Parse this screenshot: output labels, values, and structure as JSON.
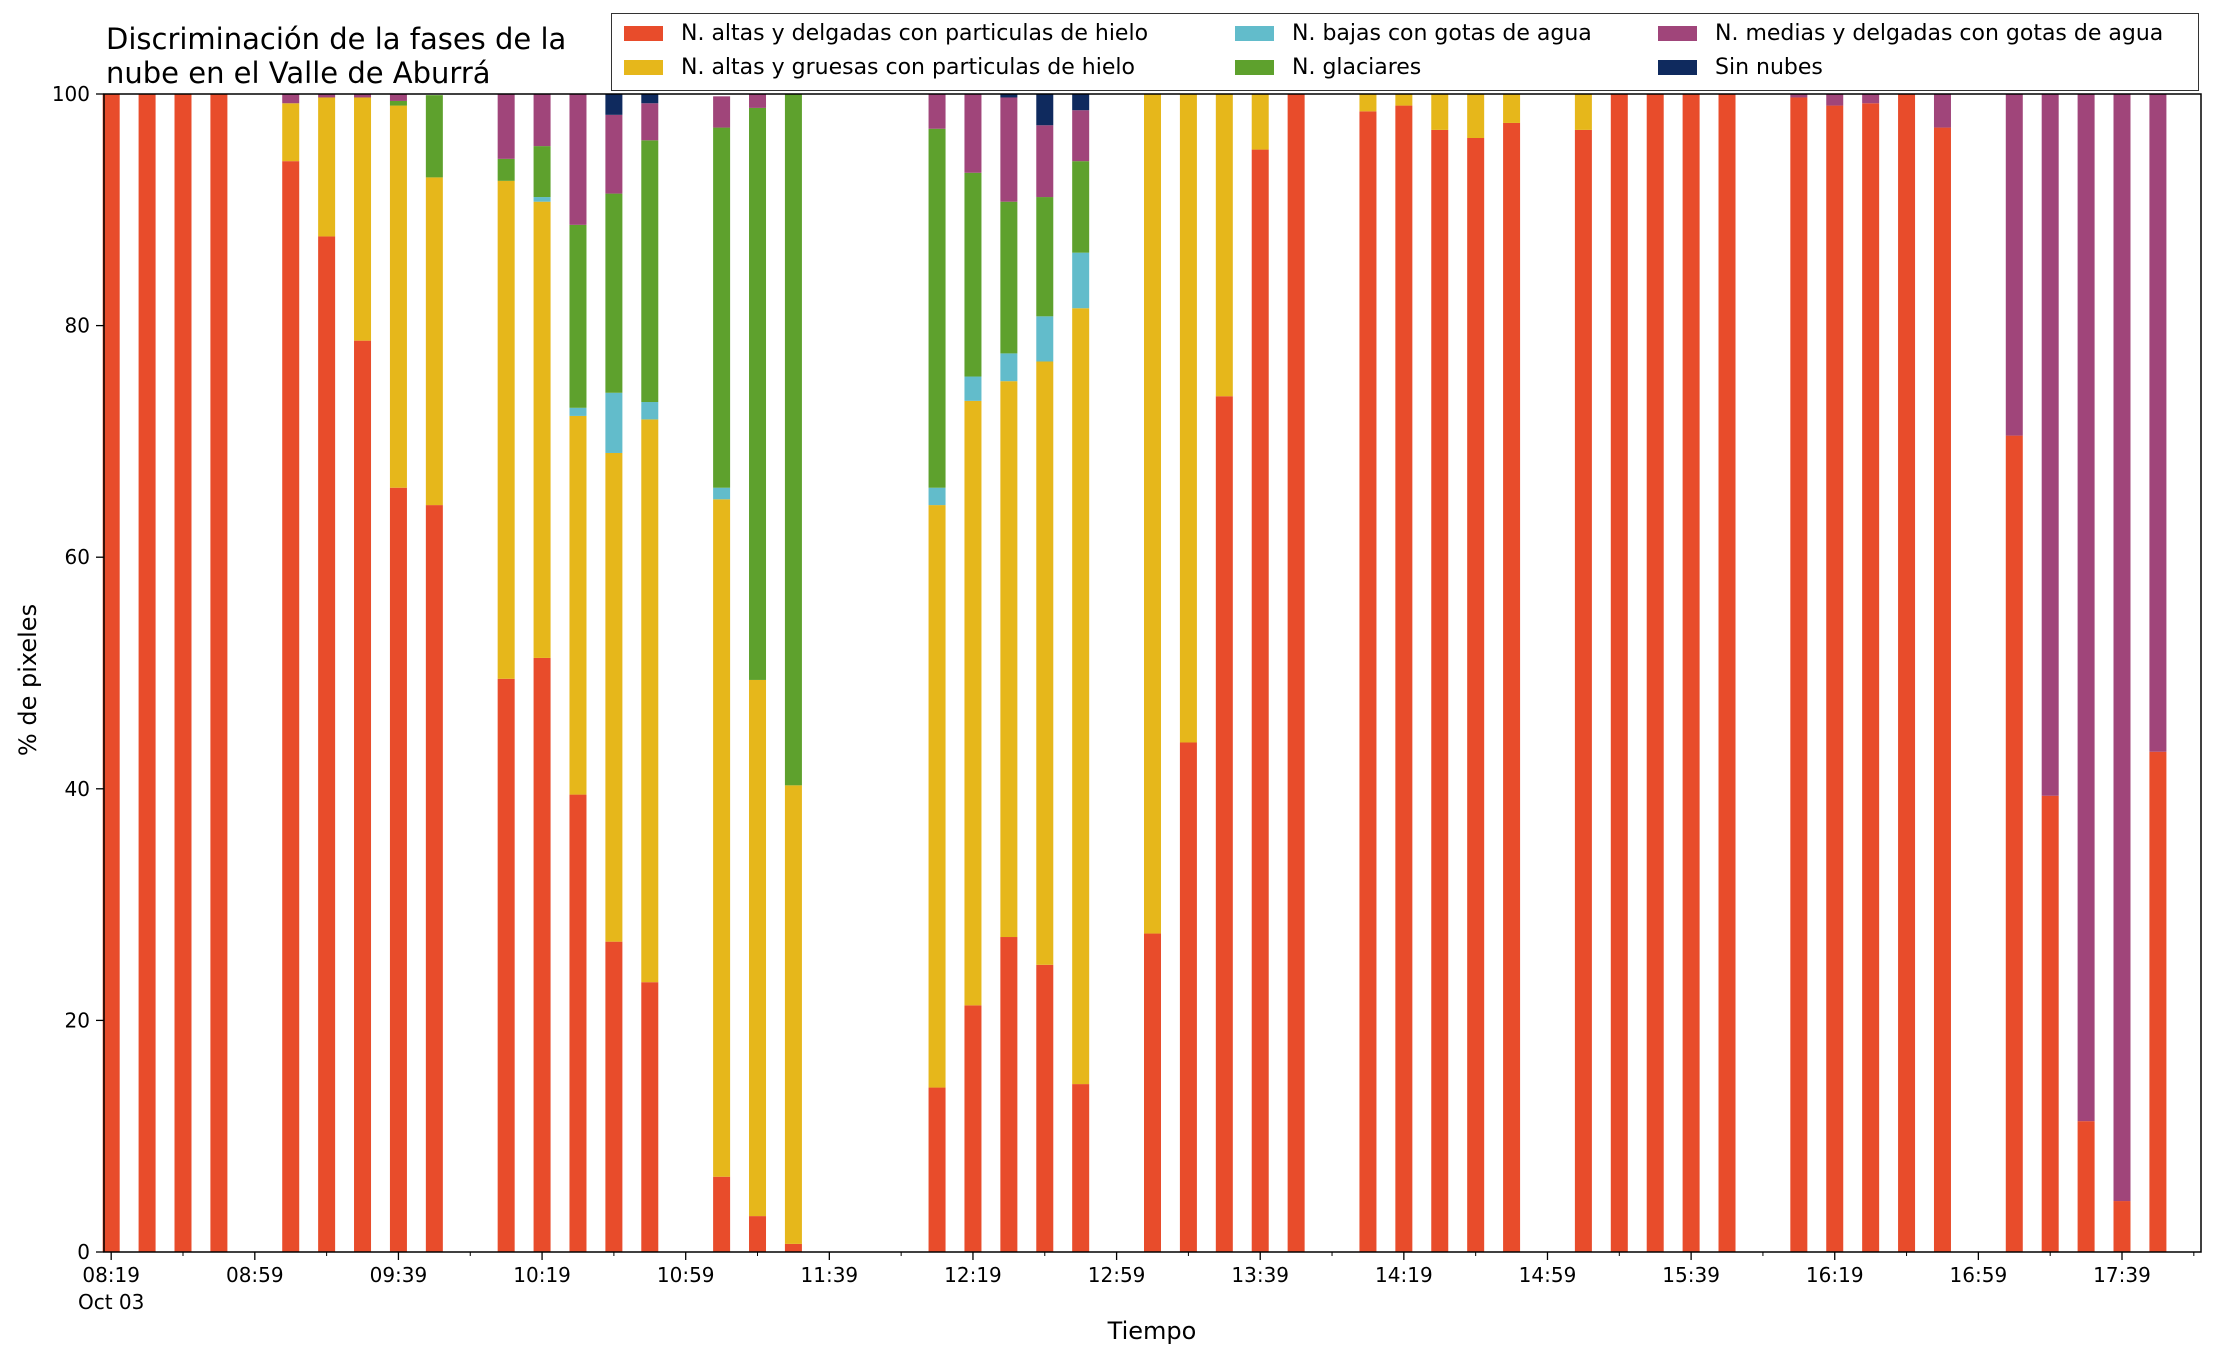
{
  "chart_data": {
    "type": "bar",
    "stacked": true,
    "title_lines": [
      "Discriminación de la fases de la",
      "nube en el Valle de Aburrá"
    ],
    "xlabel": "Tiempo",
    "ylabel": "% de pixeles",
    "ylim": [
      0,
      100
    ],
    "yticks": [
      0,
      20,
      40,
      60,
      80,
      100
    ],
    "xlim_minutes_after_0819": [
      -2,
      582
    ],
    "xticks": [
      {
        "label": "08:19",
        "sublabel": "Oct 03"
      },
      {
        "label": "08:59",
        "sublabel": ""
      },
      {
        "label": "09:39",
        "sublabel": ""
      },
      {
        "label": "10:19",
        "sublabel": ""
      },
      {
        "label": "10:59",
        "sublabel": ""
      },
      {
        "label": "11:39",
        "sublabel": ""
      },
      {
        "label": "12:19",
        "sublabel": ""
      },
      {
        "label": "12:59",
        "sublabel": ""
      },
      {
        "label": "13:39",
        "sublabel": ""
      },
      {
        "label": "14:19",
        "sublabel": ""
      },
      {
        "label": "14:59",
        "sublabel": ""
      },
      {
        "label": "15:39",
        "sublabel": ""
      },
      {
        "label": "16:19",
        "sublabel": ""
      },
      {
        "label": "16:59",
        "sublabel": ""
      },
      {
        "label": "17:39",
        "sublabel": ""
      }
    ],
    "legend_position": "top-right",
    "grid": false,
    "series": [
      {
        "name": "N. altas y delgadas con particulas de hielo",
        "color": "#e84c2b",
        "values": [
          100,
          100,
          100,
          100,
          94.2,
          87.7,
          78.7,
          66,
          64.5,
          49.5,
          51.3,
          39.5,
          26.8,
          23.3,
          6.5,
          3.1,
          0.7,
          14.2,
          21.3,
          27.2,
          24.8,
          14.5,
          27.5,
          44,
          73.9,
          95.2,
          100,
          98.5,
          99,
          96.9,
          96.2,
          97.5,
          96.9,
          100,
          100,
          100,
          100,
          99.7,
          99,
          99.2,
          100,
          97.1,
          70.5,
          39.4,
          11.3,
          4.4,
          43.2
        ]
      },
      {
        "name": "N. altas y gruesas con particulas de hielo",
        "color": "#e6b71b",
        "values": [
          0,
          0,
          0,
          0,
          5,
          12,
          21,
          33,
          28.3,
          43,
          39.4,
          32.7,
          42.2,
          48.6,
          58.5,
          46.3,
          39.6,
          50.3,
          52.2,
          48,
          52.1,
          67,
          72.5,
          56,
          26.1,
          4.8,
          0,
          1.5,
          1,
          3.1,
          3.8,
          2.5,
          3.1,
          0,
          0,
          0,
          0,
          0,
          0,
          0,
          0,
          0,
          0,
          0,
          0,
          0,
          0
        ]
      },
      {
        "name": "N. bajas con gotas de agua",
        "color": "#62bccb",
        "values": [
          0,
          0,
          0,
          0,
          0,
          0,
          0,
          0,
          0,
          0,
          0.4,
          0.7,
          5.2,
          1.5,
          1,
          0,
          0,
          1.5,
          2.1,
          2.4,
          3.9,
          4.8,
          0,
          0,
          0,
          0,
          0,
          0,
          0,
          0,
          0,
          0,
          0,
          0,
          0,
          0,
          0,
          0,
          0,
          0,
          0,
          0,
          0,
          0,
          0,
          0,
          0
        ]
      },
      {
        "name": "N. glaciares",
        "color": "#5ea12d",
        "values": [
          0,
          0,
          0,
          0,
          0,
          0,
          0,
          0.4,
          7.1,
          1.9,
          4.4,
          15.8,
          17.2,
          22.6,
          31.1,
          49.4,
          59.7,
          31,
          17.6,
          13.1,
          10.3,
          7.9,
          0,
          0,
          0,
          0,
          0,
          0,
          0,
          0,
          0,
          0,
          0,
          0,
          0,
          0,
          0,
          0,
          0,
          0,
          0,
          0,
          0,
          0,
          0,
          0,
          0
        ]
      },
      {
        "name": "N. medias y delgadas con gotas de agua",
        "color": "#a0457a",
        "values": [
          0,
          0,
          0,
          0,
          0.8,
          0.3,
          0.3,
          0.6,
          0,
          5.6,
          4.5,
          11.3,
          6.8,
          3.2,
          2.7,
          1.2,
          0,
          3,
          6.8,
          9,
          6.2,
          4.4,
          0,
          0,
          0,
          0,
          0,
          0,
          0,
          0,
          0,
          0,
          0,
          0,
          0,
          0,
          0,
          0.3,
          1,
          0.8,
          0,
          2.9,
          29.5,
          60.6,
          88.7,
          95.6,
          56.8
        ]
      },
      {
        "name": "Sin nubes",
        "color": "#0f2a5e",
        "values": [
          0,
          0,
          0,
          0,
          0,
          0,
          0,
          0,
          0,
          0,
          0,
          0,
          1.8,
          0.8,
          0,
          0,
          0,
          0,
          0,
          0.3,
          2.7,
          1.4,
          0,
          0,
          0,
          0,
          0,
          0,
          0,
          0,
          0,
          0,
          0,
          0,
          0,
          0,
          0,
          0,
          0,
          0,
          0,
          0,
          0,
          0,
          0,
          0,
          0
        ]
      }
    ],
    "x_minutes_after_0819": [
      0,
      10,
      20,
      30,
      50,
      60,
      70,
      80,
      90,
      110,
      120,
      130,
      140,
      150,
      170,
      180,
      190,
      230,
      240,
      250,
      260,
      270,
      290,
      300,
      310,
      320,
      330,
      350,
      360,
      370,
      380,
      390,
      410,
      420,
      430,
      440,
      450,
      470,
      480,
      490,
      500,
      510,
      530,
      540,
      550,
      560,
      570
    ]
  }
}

#### [REQUIRED WORK]
Make an exact copy of the data above, pictures excluded.

#### [REPLY TO THE TASK]
Parse this screenshot: output labels, values, and structure as JSON.
{
  "chart_data": {
    "type": "bar",
    "stacked": true,
    "title_lines": [
      "Discriminación de la fases de la",
      "nube en el Valle de Aburrá"
    ],
    "xlabel": "Tiempo",
    "ylabel": "% de pixeles",
    "ylim": [
      0,
      100
    ],
    "yticks": [
      0,
      20,
      40,
      60,
      80,
      100
    ],
    "xlim_minutes_after_0819": [
      -2,
      582
    ],
    "xticks": [
      {
        "label": "08:19",
        "sublabel": "Oct 03"
      },
      {
        "label": "08:59",
        "sublabel": ""
      },
      {
        "label": "09:39",
        "sublabel": ""
      },
      {
        "label": "10:19",
        "sublabel": ""
      },
      {
        "label": "10:59",
        "sublabel": ""
      },
      {
        "label": "11:39",
        "sublabel": ""
      },
      {
        "label": "12:19",
        "sublabel": ""
      },
      {
        "label": "12:59",
        "sublabel": ""
      },
      {
        "label": "13:39",
        "sublabel": ""
      },
      {
        "label": "14:19",
        "sublabel": ""
      },
      {
        "label": "14:59",
        "sublabel": ""
      },
      {
        "label": "15:39",
        "sublabel": ""
      },
      {
        "label": "16:19",
        "sublabel": ""
      },
      {
        "label": "16:59",
        "sublabel": ""
      },
      {
        "label": "17:39",
        "sublabel": ""
      }
    ],
    "legend_position": "top-right",
    "grid": false,
    "series": [
      {
        "name": "N. altas y delgadas con particulas de hielo",
        "color": "#e84c2b",
        "values": [
          100,
          100,
          100,
          100,
          94.2,
          87.7,
          78.7,
          66,
          64.5,
          49.5,
          51.3,
          39.5,
          26.8,
          23.3,
          6.5,
          3.1,
          0.7,
          14.2,
          21.3,
          27.2,
          24.8,
          14.5,
          27.5,
          44,
          73.9,
          95.2,
          100,
          98.5,
          99,
          96.9,
          96.2,
          97.5,
          96.9,
          100,
          100,
          100,
          100,
          99.7,
          99,
          99.2,
          100,
          97.1,
          70.5,
          39.4,
          11.3,
          4.4,
          43.2
        ]
      },
      {
        "name": "N. altas y gruesas con particulas de hielo",
        "color": "#e6b71b",
        "values": [
          0,
          0,
          0,
          0,
          5,
          12,
          21,
          33,
          28.3,
          43,
          39.4,
          32.7,
          42.2,
          48.6,
          58.5,
          46.3,
          39.6,
          50.3,
          52.2,
          48,
          52.1,
          67,
          72.5,
          56,
          26.1,
          4.8,
          0,
          1.5,
          1,
          3.1,
          3.8,
          2.5,
          3.1,
          0,
          0,
          0,
          0,
          0,
          0,
          0,
          0,
          0,
          0,
          0,
          0,
          0,
          0
        ]
      },
      {
        "name": "N. bajas con gotas de agua",
        "color": "#62bccb",
        "values": [
          0,
          0,
          0,
          0,
          0,
          0,
          0,
          0,
          0,
          0,
          0.4,
          0.7,
          5.2,
          1.5,
          1,
          0,
          0,
          1.5,
          2.1,
          2.4,
          3.9,
          4.8,
          0,
          0,
          0,
          0,
          0,
          0,
          0,
          0,
          0,
          0,
          0,
          0,
          0,
          0,
          0,
          0,
          0,
          0,
          0,
          0,
          0,
          0,
          0,
          0,
          0
        ]
      },
      {
        "name": "N. glaciares",
        "color": "#5ea12d",
        "values": [
          0,
          0,
          0,
          0,
          0,
          0,
          0,
          0.4,
          7.1,
          1.9,
          4.4,
          15.8,
          17.2,
          22.6,
          31.1,
          49.4,
          59.7,
          31,
          17.6,
          13.1,
          10.3,
          7.9,
          0,
          0,
          0,
          0,
          0,
          0,
          0,
          0,
          0,
          0,
          0,
          0,
          0,
          0,
          0,
          0,
          0,
          0,
          0,
          0,
          0,
          0,
          0,
          0,
          0
        ]
      },
      {
        "name": "N. medias y delgadas con gotas de agua",
        "color": "#a0457a",
        "values": [
          0,
          0,
          0,
          0,
          0.8,
          0.3,
          0.3,
          0.6,
          0,
          5.6,
          4.5,
          11.3,
          6.8,
          3.2,
          2.7,
          1.2,
          0,
          3,
          6.8,
          9,
          6.2,
          4.4,
          0,
          0,
          0,
          0,
          0,
          0,
          0,
          0,
          0,
          0,
          0,
          0,
          0,
          0,
          0,
          0.3,
          1,
          0.8,
          0,
          2.9,
          29.5,
          60.6,
          88.7,
          95.6,
          56.8
        ]
      },
      {
        "name": "Sin nubes",
        "color": "#0f2a5e",
        "values": [
          0,
          0,
          0,
          0,
          0,
          0,
          0,
          0,
          0,
          0,
          0,
          0,
          1.8,
          0.8,
          0,
          0,
          0,
          0,
          0,
          0.3,
          2.7,
          1.4,
          0,
          0,
          0,
          0,
          0,
          0,
          0,
          0,
          0,
          0,
          0,
          0,
          0,
          0,
          0,
          0,
          0,
          0,
          0,
          0,
          0,
          0,
          0,
          0,
          0
        ]
      }
    ],
    "x_minutes_after_0819": [
      0,
      10,
      20,
      30,
      50,
      60,
      70,
      80,
      90,
      110,
      120,
      130,
      140,
      150,
      170,
      180,
      190,
      230,
      240,
      250,
      260,
      270,
      290,
      300,
      310,
      320,
      330,
      350,
      360,
      370,
      380,
      390,
      410,
      420,
      430,
      440,
      450,
      470,
      480,
      490,
      500,
      510,
      530,
      540,
      550,
      560,
      570
    ]
  }
}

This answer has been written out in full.